--- Begin ---

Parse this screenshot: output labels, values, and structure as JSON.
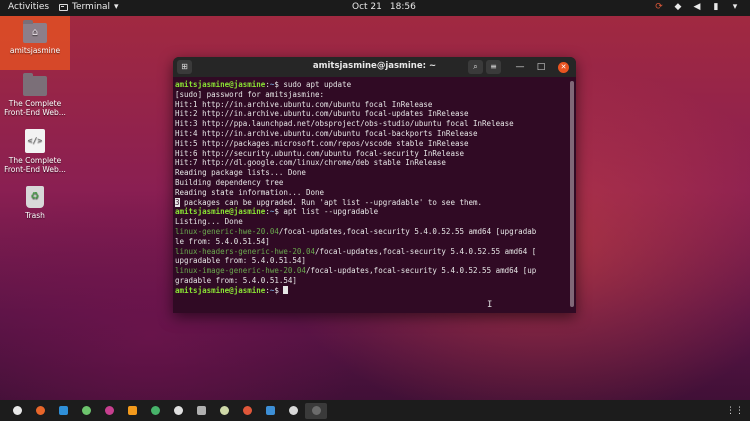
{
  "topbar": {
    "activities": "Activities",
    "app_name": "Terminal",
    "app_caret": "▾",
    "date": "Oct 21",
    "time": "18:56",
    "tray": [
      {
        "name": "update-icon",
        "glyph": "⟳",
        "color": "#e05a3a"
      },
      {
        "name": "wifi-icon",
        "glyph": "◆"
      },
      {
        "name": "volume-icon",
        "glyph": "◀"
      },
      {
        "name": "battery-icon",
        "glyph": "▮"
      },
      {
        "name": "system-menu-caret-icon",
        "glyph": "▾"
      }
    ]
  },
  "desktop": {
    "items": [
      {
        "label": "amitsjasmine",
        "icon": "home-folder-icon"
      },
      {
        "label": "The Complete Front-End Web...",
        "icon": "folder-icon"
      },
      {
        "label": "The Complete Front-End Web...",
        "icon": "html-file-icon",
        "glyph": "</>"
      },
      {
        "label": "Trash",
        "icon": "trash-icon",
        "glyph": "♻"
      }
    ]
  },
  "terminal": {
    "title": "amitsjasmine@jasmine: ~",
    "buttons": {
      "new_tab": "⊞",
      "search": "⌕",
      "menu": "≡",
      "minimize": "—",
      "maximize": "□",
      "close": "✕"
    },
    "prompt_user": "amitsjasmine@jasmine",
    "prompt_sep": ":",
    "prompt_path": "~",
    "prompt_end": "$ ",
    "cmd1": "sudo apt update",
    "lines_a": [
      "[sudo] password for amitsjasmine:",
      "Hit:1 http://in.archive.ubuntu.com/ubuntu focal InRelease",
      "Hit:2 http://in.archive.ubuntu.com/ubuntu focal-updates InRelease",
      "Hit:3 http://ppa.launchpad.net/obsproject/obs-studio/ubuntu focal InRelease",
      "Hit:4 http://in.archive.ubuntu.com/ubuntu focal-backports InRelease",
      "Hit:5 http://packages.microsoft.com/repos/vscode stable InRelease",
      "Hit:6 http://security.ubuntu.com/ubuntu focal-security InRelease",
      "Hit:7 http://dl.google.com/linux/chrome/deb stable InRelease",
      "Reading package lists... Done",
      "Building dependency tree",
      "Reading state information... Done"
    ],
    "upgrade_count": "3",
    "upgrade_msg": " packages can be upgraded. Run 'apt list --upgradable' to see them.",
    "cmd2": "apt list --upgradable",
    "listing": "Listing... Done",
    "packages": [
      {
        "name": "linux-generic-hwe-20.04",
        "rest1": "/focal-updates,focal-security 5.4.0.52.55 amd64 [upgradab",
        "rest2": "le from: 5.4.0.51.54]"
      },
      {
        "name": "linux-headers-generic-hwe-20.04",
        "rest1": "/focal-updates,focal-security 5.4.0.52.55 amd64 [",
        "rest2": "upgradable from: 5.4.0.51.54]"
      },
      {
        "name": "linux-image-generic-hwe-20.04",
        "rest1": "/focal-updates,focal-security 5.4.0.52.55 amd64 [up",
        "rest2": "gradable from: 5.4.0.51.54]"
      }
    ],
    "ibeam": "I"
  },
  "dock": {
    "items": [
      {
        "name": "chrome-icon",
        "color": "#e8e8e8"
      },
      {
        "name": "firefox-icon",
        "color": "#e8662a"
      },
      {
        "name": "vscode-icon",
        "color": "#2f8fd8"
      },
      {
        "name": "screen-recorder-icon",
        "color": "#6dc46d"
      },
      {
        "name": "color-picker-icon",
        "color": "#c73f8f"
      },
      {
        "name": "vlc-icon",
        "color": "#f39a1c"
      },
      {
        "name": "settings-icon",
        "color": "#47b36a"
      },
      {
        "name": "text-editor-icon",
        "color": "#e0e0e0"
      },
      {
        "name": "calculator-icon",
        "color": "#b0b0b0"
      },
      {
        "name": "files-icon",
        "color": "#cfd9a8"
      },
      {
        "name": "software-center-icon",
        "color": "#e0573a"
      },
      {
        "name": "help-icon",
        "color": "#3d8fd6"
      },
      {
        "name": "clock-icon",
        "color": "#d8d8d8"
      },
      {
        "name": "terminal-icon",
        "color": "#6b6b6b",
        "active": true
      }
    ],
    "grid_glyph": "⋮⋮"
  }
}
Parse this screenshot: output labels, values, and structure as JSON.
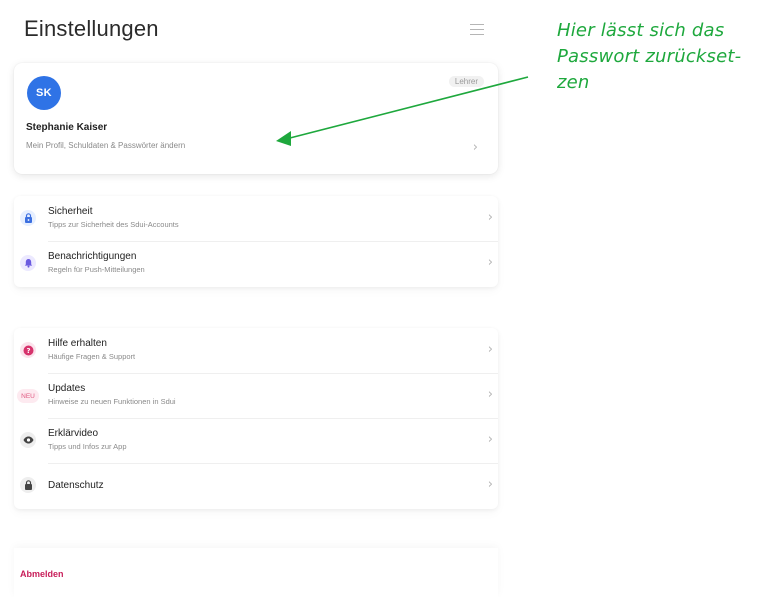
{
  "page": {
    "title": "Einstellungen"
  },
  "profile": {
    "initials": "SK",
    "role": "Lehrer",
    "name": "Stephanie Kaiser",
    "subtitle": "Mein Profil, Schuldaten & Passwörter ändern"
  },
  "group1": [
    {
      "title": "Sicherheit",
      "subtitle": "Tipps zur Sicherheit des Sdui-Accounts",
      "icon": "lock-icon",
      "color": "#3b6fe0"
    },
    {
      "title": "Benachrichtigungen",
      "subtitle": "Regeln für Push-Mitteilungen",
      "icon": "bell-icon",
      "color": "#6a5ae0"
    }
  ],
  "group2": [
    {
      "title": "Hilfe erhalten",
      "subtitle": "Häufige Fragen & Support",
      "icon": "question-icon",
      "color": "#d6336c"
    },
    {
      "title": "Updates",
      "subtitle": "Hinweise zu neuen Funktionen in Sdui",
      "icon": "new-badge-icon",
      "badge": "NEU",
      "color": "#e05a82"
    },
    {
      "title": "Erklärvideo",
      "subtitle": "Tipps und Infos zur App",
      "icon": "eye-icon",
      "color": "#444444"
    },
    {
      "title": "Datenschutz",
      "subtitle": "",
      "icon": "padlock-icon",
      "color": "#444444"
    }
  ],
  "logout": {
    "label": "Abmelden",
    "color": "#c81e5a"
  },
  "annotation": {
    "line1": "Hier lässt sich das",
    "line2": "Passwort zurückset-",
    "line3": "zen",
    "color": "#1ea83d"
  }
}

--- End ---

## Written instruction:
Pick each line holding the word "Tipps" out of the data and copy it.

## Full response:
      "subtitle": "Tipps zur Sicherheit des Sdui-Accounts",
      "subtitle": "Tipps und Infos zur App",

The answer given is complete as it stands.